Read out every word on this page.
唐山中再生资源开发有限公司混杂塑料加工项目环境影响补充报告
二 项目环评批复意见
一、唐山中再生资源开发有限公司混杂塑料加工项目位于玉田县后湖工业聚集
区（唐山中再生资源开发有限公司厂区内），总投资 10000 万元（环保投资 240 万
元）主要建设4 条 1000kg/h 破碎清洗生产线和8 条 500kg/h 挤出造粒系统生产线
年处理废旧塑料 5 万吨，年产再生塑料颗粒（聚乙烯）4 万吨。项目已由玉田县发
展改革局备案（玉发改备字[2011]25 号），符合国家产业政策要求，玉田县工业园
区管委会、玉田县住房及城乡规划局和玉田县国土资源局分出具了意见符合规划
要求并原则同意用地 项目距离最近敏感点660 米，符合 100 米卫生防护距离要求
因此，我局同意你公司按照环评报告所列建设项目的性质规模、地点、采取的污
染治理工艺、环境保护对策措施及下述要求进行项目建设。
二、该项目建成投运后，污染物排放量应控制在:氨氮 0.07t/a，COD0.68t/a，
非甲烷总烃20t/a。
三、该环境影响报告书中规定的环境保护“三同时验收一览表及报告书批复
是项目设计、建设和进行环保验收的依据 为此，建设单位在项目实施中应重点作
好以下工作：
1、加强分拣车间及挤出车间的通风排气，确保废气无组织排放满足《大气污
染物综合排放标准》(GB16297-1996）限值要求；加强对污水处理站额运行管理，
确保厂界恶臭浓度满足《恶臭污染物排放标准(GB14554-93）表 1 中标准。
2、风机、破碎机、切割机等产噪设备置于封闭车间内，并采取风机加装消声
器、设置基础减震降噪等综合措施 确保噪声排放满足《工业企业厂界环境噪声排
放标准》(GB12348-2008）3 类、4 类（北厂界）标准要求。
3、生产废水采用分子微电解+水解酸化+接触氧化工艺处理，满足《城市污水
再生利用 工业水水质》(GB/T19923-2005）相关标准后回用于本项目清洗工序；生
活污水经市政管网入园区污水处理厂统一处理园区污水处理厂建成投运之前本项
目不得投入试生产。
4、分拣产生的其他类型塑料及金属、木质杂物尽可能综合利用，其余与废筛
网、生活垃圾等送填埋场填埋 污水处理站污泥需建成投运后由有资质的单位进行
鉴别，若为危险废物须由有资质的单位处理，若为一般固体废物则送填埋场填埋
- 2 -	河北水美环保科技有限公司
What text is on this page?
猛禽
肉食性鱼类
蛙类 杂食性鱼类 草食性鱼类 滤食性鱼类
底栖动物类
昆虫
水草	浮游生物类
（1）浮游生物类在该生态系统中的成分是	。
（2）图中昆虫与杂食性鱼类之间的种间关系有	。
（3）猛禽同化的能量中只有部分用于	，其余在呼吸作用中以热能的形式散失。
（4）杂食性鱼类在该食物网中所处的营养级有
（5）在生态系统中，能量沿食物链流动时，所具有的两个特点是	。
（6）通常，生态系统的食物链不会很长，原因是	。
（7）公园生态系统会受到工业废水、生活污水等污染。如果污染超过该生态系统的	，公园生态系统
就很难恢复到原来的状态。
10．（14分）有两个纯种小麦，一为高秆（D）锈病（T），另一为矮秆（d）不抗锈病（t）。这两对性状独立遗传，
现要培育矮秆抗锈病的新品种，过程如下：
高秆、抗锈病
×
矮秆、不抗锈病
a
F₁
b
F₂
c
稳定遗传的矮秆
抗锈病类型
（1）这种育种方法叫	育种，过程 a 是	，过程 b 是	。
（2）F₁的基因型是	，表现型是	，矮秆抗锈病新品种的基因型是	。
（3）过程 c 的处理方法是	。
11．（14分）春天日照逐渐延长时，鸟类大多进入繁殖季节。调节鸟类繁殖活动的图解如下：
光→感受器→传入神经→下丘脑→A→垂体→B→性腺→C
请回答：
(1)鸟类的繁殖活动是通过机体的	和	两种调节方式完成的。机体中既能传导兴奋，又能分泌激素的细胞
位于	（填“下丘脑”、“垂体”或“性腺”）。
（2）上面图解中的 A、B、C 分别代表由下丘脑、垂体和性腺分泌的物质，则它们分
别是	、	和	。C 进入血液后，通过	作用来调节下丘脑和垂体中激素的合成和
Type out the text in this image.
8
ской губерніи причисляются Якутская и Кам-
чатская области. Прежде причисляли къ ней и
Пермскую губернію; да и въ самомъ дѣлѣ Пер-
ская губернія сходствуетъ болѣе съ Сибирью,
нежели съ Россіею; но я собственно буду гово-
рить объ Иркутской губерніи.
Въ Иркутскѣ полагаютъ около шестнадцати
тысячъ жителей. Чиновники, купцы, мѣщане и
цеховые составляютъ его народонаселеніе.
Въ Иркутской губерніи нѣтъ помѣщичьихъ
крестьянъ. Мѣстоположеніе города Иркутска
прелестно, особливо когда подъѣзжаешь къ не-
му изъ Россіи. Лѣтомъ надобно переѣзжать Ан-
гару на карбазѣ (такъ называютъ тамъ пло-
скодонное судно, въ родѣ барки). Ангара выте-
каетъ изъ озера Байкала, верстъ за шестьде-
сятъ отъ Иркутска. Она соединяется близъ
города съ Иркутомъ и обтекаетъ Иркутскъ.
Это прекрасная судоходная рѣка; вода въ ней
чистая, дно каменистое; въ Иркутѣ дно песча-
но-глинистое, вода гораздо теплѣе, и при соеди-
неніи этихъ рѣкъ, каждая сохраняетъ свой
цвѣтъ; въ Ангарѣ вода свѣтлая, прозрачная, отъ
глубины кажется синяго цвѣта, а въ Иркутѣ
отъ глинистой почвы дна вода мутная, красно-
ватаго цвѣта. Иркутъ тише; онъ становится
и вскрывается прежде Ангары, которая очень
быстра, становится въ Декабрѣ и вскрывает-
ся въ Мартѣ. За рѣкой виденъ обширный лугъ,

What you will do:
Output the records verbatim, from the first line to the last.

Response for this exercise:
Read out every word on this page.
唐山中再生资源开发有限公司混杂塑料加工项目环境影响补充报告
二 项目环评批复意见
一、唐山中再生资源开发有限公司混杂塑料加工项目位于玉田县后湖工业聚集
区（唐山中再生资源开发有限公司厂区内），总投资 10000 万元（环保投资 240 万
元）主要建设4 条 1000kg/h 破碎清洗生产线和8 条 500kg/h 挤出造粒系统生产线
年处理废旧塑料 5 万吨，年产再生塑料颗粒（聚乙烯）4 万吨。项目已由玉田县发
展改革局备案（玉发改备字[2011]25 号），符合国家产业政策要求，玉田县工业园
区管委会、玉田县住房及城乡规划局和玉田县国土资源局分出具了意见符合规划
要求并原则同意用地 项目距离最近敏感点660 米，符合 100 米卫生防护距离要求
因此，我局同意你公司按照环评报告所列建设项目的性质规模、地点、采取的污
染治理工艺、环境保护对策措施及下述要求进行项目建设。
二、该项目建成投运后，污染物排放量应控制在:氨氮 0.07t/a，COD0.68t/a，
非甲烷总烃20t/a。
三、该环境影响报告书中规定的环境保护“三同时验收一览表及报告书批复
是项目设计、建设和进行环保验收的依据 为此，建设单位在项目实施中应重点作
好以下工作：
1、加强分拣车间及挤出车间的通风排气，确保废气无组织排放满足《大气污
染物综合排放标准》(GB16297-1996）限值要求；加强对污水处理站额运行管理，
确保厂界恶臭浓度满足《恶臭污染物排放标准(GB14554-93）表 1 中标准。
2、风机、破碎机、切割机等产噪设备置于封闭车间内，并采取风机加装消声
器、设置基础减震降噪等综合措施 确保噪声排放满足《工业企业厂界环境噪声排
放标准》(GB12348-2008）3 类、4 类（北厂界）标准要求。
3、生产废水采用分子微电解+水解酸化+接触氧化工艺处理，满足《城市污水
再生利用 工业水水质》(GB/T19923-2005）相关标准后回用于本项目清洗工序；生
活污水经市政管网入园区污水处理厂统一处理园区污水处理厂建成投运之前本项
目不得投入试生产。
4、分拣产生的其他类型塑料及金属、木质杂物尽可能综合利用，其余与废筛
网、生活垃圾等送填埋场填埋 污水处理站污泥需建成投运后由有资质的单位进行
鉴别，若为危险废物须由有资质的单位处理，若为一般固体废物则送填埋场填埋
- 2 -	河北水美环保科技有限公司
What text is on this page?
猛禽
肉食性鱼类
蛙类 杂食性鱼类 草食性鱼类 滤食性鱼类
底栖动物类
昆虫
水草	浮游生物类
（1）浮游生物类在该生态系统中的成分是	。
（2）图中昆虫与杂食性鱼类之间的种间关系有	。
（3）猛禽同化的能量中只有部分用于	，其余在呼吸作用中以热能的形式散失。
（4）杂食性鱼类在该食物网中所处的营养级有
（5）在生态系统中，能量沿食物链流动时，所具有的两个特点是	。
（6）通常，生态系统的食物链不会很长，原因是	。
（7）公园生态系统会受到工业废水、生活污水等污染。如果污染超过该生态系统的	，公园生态系统
就很难恢复到原来的状态。
10．（14分）有两个纯种小麦，一为高秆（D）锈病（T），另一为矮秆（d）不抗锈病（t）。这两对性状独立遗传，
现要培育矮秆抗锈病的新品种，过程如下：
高秆、抗锈病
×
矮秆、不抗锈病
a
F₁
b
F₂
c
稳定遗传的矮秆
抗锈病类型
（1）这种育种方法叫	育种，过程 a 是	，过程 b 是	。
（2）F₁的基因型是	，表现型是	，矮秆抗锈病新品种的基因型是	。
（3）过程 c 的处理方法是	。
11．（14分）春天日照逐渐延长时，鸟类大多进入繁殖季节。调节鸟类繁殖活动的图解如下：
光→感受器→传入神经→下丘脑→A→垂体→B→性腺→C
请回答：
(1)鸟类的繁殖活动是通过机体的	和	两种调节方式完成的。机体中既能传导兴奋，又能分泌激素的细胞
位于	（填“下丘脑”、“垂体”或“性腺”）。
（2）上面图解中的 A、B、C 分别代表由下丘脑、垂体和性腺分泌的物质，则它们分
别是	、	和	。C 进入血液后，通过	作用来调节下丘脑和垂体中激素的合成和
Type out the text in this image.
8
ской губерніи причисляются Якутская и Кам-
чатская области. Прежде причисляли къ ней и
Пермскую губернію; да и въ самомъ дѣлѣ Пер-
ская губернія сходствуетъ болѣе съ Сибирью,
нежели съ Россіею; но я собственно буду гово-
рить объ Иркутской губерніи.
Въ Иркутскѣ полагаютъ около шестнадцати
тысячъ жителей. Чиновники, купцы, мѣщане и
цеховые составляютъ его народонаселеніе.
Въ Иркутской губерніи нѣтъ помѣщичьихъ
крестьянъ. Мѣстоположеніе города Иркутска
прелестно, особливо когда подъѣзжаешь къ не-
му изъ Россіи. Лѣтомъ надобно переѣзжать Ан-
гару на карбазѣ (такъ называютъ тамъ пло-
скодонное судно, въ родѣ барки). Ангара выте-
каетъ изъ озера Байкала, верстъ за шестьде-
сятъ отъ Иркутска. Она соединяется близъ
города съ Иркутомъ и обтекаетъ Иркутскъ.
Это прекрасная судоходная рѣка; вода въ ней
чистая, дно каменистое; въ Иркутѣ дно песча-
но-глинистое, вода гораздо теплѣе, и при соеди-
неніи этихъ рѣкъ, каждая сохраняетъ свой
цвѣтъ; въ Ангарѣ вода свѣтлая, прозрачная, отъ
глубины кажется синяго цвѣта, а въ Иркутѣ
отъ глинистой почвы дна вода мутная, красно-
ватаго цвѣта. Иркутъ тише; онъ становится
и вскрывается прежде Ангары, которая очень
быстра, становится въ Декабрѣ и вскрывает-
ся въ Мартѣ. За рѣкой виденъ обширный лугъ,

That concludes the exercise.